WHAT IS NEEDED =>
Below are the entries; count the lines in them that contain the word "liability" and give only the number.
#### RECORDS
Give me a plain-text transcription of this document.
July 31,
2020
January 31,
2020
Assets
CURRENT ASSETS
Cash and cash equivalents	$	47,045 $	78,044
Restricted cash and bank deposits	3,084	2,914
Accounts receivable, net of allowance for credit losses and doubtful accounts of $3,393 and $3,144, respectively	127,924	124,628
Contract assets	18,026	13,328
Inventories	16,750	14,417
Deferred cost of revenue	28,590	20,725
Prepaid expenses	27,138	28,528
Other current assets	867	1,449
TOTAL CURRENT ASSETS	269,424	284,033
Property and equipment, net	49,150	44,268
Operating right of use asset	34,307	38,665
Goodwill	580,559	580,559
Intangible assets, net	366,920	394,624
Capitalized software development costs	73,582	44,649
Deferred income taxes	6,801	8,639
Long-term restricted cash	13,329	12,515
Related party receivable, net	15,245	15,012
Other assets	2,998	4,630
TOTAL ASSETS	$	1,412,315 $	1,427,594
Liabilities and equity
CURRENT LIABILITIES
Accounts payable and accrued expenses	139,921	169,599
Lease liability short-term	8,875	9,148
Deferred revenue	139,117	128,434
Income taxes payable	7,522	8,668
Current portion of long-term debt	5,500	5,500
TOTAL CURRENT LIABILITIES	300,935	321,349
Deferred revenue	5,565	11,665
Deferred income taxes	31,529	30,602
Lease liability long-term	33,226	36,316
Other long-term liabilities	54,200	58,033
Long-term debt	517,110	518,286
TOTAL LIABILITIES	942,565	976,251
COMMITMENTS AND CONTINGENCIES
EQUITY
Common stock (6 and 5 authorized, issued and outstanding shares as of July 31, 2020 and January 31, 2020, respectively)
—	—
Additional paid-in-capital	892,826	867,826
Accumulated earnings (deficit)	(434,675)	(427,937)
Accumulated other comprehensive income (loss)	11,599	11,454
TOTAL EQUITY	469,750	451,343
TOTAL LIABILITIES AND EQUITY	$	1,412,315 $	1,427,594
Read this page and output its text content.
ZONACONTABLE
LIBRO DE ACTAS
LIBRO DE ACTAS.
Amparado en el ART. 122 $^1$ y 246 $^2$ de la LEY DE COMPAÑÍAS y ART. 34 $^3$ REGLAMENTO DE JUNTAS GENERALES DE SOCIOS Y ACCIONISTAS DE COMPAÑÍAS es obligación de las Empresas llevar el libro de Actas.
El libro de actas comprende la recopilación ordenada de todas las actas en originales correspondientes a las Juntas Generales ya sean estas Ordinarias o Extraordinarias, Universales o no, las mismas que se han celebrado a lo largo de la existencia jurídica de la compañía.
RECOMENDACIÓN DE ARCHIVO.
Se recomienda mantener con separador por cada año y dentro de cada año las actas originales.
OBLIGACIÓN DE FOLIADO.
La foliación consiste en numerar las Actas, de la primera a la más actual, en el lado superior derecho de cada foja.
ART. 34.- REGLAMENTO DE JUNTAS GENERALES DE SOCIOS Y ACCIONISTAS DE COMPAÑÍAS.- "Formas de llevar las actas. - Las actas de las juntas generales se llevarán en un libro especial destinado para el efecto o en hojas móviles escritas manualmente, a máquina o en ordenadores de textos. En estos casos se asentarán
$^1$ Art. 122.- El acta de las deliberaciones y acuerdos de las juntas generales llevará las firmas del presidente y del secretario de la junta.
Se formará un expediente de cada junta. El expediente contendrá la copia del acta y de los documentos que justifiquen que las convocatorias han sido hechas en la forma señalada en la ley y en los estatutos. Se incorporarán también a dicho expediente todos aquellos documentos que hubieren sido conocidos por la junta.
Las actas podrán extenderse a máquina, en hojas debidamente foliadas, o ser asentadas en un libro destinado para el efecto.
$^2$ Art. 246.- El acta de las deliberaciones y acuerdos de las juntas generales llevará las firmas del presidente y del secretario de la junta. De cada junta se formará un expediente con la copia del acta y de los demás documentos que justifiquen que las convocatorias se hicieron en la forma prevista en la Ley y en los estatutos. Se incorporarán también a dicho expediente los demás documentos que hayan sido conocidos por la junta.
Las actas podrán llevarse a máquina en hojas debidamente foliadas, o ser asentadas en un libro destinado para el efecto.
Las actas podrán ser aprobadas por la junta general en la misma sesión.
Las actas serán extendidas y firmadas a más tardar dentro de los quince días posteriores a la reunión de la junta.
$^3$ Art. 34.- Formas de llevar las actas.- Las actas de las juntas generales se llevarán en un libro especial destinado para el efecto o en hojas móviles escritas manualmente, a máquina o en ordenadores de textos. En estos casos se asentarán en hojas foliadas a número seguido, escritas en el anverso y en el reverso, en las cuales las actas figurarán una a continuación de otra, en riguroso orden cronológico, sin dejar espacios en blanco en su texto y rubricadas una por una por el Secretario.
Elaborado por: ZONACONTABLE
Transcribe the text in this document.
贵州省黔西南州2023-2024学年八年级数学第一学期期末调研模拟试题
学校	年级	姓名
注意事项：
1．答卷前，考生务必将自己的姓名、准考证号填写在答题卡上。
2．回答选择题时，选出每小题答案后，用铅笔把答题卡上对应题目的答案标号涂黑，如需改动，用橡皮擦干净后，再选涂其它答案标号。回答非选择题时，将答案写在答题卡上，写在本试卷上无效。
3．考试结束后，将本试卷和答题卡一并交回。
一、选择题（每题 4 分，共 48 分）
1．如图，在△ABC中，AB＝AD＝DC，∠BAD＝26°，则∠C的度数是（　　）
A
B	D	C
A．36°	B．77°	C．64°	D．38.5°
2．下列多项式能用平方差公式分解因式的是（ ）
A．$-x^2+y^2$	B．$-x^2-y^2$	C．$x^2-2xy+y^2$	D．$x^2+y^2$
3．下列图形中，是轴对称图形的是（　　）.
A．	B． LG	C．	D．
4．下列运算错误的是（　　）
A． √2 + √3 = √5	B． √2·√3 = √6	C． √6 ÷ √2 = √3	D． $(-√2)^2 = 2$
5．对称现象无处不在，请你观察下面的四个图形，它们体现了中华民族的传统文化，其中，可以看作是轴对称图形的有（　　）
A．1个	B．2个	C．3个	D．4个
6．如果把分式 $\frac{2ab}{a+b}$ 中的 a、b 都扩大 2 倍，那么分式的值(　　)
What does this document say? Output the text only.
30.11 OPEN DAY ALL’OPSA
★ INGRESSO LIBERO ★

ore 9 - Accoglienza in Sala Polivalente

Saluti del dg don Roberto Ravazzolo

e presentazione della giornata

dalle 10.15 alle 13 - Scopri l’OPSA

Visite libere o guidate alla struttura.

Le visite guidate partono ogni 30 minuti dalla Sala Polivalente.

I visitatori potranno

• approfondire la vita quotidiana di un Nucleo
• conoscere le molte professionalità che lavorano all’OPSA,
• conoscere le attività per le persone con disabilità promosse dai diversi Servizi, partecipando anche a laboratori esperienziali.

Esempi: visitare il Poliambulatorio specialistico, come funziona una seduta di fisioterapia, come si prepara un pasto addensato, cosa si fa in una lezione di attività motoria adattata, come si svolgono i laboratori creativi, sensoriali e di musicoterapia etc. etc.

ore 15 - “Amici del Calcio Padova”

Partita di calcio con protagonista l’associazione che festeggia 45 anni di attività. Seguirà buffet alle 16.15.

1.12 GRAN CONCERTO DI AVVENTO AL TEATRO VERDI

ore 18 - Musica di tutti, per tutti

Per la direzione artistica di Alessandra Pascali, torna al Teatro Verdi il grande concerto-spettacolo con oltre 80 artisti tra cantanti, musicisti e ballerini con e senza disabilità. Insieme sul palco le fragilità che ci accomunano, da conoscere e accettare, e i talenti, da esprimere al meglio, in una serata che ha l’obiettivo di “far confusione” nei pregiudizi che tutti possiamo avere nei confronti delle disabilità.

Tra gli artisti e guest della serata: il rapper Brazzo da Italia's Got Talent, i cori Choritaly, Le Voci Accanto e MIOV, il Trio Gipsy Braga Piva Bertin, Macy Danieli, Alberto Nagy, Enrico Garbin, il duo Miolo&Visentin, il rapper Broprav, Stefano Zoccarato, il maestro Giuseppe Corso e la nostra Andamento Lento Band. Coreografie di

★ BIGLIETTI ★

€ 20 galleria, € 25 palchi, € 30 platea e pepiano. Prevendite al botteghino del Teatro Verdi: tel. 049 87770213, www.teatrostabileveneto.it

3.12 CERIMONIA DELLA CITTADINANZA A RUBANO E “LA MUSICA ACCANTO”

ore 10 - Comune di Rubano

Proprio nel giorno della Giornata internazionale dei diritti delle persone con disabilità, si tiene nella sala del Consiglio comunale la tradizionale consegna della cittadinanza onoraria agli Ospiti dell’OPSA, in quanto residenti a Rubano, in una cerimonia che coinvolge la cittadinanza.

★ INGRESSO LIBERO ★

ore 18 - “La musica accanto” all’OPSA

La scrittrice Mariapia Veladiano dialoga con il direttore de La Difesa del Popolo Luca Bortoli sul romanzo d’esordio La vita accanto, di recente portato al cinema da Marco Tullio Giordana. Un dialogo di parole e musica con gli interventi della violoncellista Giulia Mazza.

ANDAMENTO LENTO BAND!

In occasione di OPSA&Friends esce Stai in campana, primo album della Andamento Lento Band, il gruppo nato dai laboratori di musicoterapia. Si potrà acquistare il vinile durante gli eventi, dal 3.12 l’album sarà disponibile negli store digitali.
########
PROBLEM SOLUTION =>
2